◆ **Given request**:
Extract every line of the material that holds the string "printing".

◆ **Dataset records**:

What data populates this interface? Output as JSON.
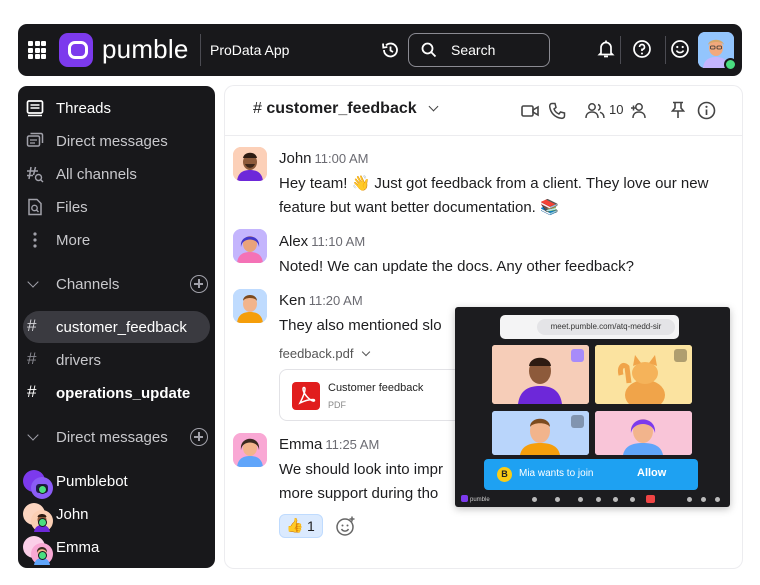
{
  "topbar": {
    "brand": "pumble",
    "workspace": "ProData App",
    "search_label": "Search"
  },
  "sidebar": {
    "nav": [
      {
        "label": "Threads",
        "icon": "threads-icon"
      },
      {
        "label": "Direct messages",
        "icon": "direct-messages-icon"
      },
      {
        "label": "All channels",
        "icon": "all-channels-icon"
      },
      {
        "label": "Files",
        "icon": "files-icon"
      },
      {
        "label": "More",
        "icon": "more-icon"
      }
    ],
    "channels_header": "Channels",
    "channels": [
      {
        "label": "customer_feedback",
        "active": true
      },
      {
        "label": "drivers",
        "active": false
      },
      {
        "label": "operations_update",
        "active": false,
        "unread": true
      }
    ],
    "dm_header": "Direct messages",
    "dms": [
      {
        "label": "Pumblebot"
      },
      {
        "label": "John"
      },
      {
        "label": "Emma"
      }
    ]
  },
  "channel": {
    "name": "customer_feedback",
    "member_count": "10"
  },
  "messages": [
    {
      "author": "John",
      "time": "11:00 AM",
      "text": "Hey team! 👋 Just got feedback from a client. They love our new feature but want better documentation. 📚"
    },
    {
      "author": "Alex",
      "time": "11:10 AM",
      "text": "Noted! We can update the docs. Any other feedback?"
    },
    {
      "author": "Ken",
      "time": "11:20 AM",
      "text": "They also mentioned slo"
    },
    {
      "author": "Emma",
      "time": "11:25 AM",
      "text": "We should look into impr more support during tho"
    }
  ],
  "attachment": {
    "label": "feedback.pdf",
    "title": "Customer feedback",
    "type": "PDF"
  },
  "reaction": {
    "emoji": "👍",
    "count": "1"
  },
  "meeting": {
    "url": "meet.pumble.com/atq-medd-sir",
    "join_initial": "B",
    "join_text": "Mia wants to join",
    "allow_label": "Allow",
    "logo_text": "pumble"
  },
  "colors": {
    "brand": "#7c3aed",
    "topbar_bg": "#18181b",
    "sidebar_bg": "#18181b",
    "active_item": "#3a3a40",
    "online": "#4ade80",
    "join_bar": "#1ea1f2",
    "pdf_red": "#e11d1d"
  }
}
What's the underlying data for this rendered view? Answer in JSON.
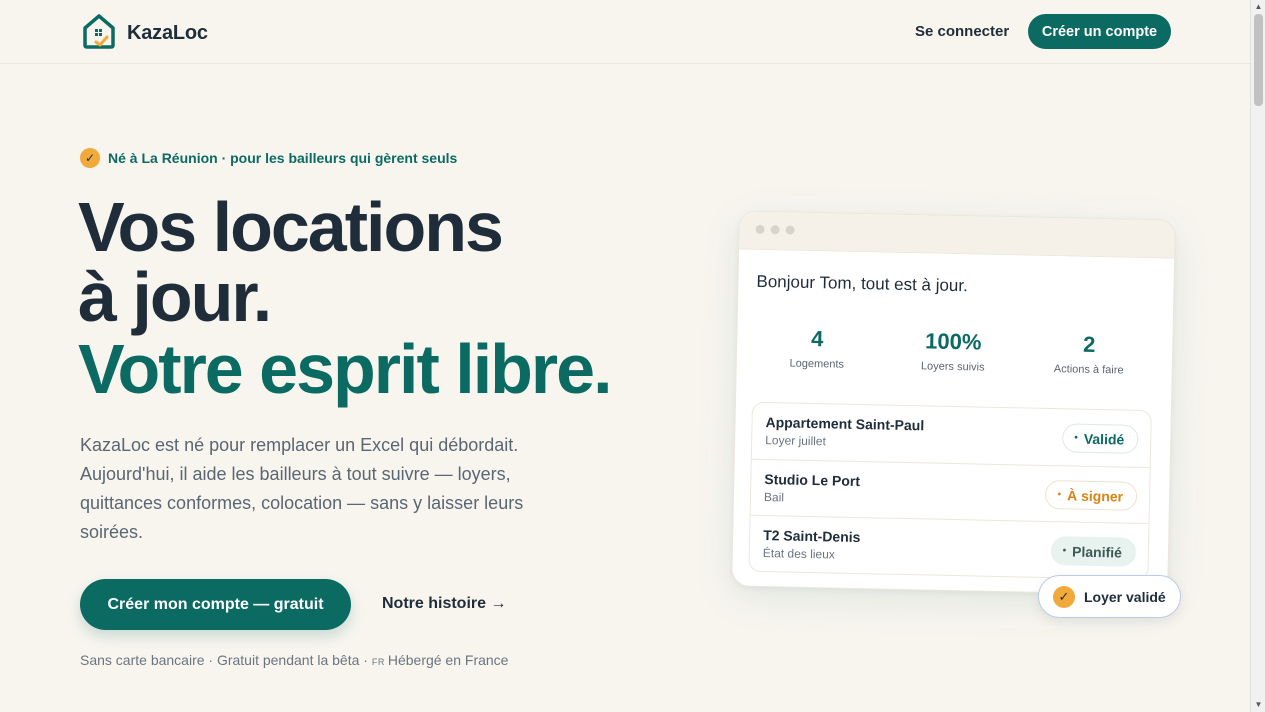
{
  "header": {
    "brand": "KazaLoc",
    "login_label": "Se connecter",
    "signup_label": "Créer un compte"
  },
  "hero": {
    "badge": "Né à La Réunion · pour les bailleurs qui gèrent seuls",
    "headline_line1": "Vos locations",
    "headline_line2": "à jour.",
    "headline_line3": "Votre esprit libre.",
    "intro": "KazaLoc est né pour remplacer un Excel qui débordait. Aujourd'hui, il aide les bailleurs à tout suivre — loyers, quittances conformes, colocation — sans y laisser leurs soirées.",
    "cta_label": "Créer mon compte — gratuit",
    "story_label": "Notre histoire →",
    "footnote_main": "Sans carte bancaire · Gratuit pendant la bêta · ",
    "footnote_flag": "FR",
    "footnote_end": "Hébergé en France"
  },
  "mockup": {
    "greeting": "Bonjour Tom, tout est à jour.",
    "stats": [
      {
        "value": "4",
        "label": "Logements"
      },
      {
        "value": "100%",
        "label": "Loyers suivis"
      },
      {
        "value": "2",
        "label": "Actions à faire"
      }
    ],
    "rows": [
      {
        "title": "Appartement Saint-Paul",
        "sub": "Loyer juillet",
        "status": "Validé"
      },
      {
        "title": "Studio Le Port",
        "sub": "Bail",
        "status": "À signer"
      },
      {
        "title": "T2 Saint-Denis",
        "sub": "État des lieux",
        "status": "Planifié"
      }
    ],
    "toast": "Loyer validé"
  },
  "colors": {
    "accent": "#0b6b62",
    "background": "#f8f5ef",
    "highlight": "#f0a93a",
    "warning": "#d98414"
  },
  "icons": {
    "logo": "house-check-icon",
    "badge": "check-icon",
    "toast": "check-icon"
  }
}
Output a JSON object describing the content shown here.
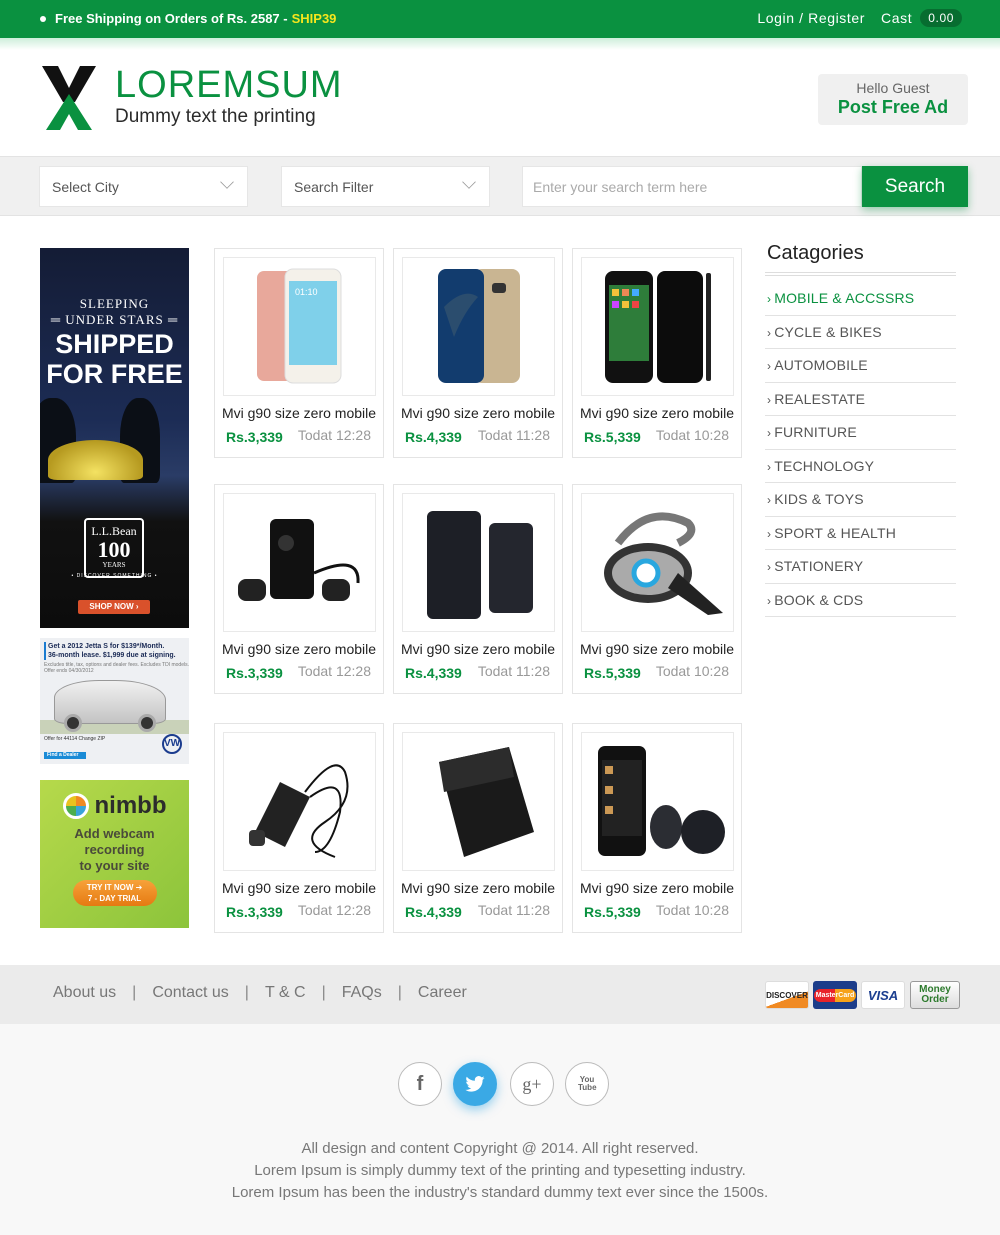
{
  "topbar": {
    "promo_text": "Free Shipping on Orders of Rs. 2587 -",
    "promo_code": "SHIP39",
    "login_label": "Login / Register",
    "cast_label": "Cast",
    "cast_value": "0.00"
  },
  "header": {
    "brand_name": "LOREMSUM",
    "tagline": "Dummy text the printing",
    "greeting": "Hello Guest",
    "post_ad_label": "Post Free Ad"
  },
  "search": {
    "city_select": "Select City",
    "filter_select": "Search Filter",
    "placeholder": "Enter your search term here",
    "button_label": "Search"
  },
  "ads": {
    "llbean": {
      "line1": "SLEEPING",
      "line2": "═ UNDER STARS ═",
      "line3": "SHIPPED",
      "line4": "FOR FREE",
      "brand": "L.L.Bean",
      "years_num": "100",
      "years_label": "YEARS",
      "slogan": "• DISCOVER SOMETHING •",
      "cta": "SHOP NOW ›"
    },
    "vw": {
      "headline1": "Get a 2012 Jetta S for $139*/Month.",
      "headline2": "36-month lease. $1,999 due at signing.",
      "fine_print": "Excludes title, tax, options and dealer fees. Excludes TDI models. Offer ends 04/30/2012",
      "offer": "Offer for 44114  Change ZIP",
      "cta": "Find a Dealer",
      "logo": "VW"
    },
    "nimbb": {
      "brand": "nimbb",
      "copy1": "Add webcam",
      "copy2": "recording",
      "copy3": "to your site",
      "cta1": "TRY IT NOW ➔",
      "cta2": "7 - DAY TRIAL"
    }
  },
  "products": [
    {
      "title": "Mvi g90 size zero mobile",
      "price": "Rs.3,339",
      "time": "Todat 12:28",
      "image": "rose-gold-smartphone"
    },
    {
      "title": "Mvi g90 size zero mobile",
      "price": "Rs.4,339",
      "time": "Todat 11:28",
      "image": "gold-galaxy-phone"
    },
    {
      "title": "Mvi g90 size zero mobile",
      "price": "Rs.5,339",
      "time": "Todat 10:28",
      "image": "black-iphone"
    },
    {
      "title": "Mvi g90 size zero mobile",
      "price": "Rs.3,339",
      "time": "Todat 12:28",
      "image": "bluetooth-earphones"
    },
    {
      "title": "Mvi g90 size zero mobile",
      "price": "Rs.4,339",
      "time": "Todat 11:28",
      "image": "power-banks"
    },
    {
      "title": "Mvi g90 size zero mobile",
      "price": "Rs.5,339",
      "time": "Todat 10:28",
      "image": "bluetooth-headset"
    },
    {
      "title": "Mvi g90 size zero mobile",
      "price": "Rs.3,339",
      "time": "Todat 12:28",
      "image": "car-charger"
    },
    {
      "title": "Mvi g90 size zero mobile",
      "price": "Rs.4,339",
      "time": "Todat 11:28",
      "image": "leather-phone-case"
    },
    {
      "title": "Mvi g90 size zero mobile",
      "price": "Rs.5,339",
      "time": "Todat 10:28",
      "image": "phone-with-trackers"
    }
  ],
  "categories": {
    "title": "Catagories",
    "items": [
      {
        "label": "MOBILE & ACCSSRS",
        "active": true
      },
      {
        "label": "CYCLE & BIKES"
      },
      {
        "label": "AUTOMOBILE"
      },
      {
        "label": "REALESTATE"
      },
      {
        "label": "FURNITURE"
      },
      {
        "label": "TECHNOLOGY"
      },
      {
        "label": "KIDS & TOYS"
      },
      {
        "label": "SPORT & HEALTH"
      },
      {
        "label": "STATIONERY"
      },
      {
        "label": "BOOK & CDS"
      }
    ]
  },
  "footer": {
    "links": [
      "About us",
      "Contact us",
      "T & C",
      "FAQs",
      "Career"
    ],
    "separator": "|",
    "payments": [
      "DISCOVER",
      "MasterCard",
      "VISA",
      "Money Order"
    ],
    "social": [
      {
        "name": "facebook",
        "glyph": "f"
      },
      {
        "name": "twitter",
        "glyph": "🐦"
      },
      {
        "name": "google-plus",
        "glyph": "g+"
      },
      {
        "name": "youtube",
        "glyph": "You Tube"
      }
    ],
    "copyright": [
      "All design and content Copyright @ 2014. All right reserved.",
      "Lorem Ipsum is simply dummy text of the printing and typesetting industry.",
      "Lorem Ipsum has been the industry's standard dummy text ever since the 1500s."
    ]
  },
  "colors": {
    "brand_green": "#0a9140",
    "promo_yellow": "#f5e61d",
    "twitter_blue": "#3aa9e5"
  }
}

◆ **Exercise response**:
    "tagline": "Dummy text the printing",
      "Lorem Ipsum is simply dummy text of the printing and typesetting industry.",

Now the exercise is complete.